Data records:

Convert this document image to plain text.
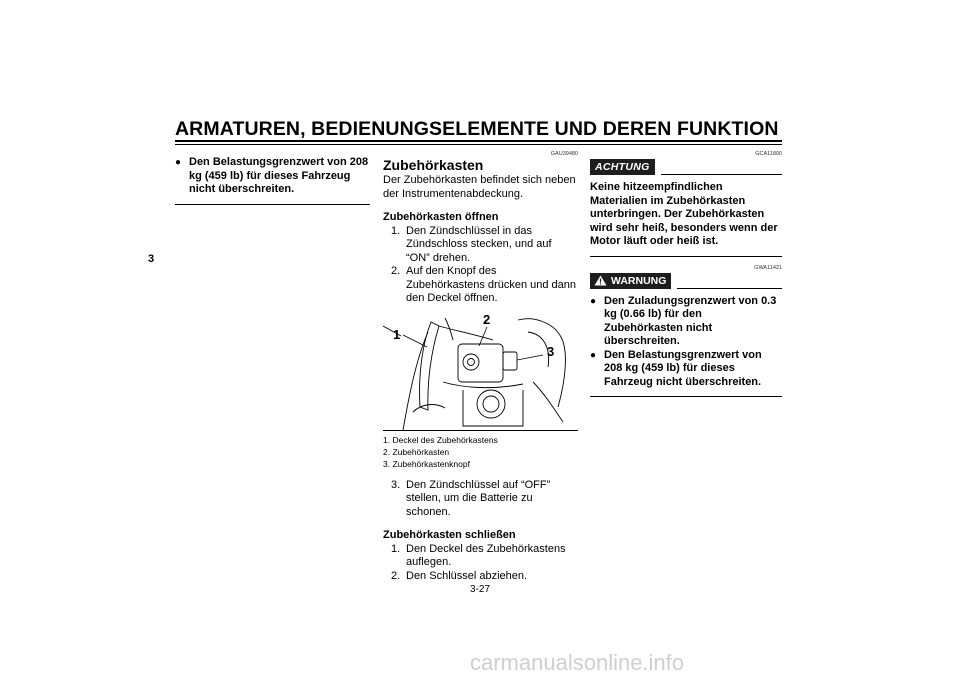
ARMATUREN, BEDIENUNGSELEMENTE UND DEREN FUNKTION
3
● Den Belastungsgrenzwert von 208 kg (459 lb) für dieses Fahrzeug nicht überschreiten.
GAU39480
Zubehörkasten
Der Zubehörkasten befindet sich neben der Instrumentenabdeckung.
Zubehörkasten öffnen
1. Den Zündschlüssel in das Zündschloss stecken, und auf “ON” drehen.
2. Auf den Knopf des Zubehörkastens drücken und dann den Deckel öffnen.
1
2
3
1. Deckel des Zubehörkastens
2. Zubehörkasten
3. Zubehörkastenknopf
3. Den Zündschlüssel auf “OFF” stellen, um die Batterie zu schonen.
Zubehörkasten schließen
1. Den Deckel des Zubehörkastens auflegen.
2. Den Schlüssel abziehen.
GCA11800
ACHTUNG
Keine hitzeempfindlichen Materialien im Zubehörkasten unterbringen. Der Zubehörkasten wird sehr heiß, besonders wenn der Motor läuft oder heiß ist.
GWA11421
WARNUNG
● Den Zuladungsgrenzwert von 0.3 kg (0.66 lb) für den Zubehörkasten nicht überschreiten.
● Den Belastungsgrenzwert von 208 kg (459 lb) für dieses Fahrzeug nicht überschreiten.
3-27
carmanualsonline.info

=== Task details ===
All records above are to be printed exactly, minus the pictures they contain.

=== Response for this exercise ===
Convert this document image to plain text.
ARMATUREN, BEDIENUNGSELEMENTE UND DEREN FUNKTION
3
● Den Belastungsgrenzwert von 208 kg (459 lb) für dieses Fahrzeug nicht überschreiten.
GAU39480
Zubehörkasten
Der Zubehörkasten befindet sich neben der Instrumentenabdeckung.
Zubehörkasten öffnen
1. Den Zündschlüssel in das Zündschloss stecken, und auf “ON” drehen.
2. Auf den Knopf des Zubehörkastens drücken und dann den Deckel öffnen.
1
2
3
1. Deckel des Zubehörkastens
2. Zubehörkasten
3. Zubehörkastenknopf
3. Den Zündschlüssel auf “OFF” stellen, um die Batterie zu schonen.
Zubehörkasten schließen
1. Den Deckel des Zubehörkastens auflegen.
2. Den Schlüssel abziehen.
GCA11800
ACHTUNG
Keine hitzeempfindlichen Materialien im Zubehörkasten unterbringen. Der Zubehörkasten wird sehr heiß, besonders wenn der Motor läuft oder heiß ist.
GWA11421
WARNUNG
● Den Zuladungsgrenzwert von 0.3 kg (0.66 lb) für den Zubehörkasten nicht überschreiten.
● Den Belastungsgrenzwert von 208 kg (459 lb) für dieses Fahrzeug nicht überschreiten.
3-27
carmanualsonline.info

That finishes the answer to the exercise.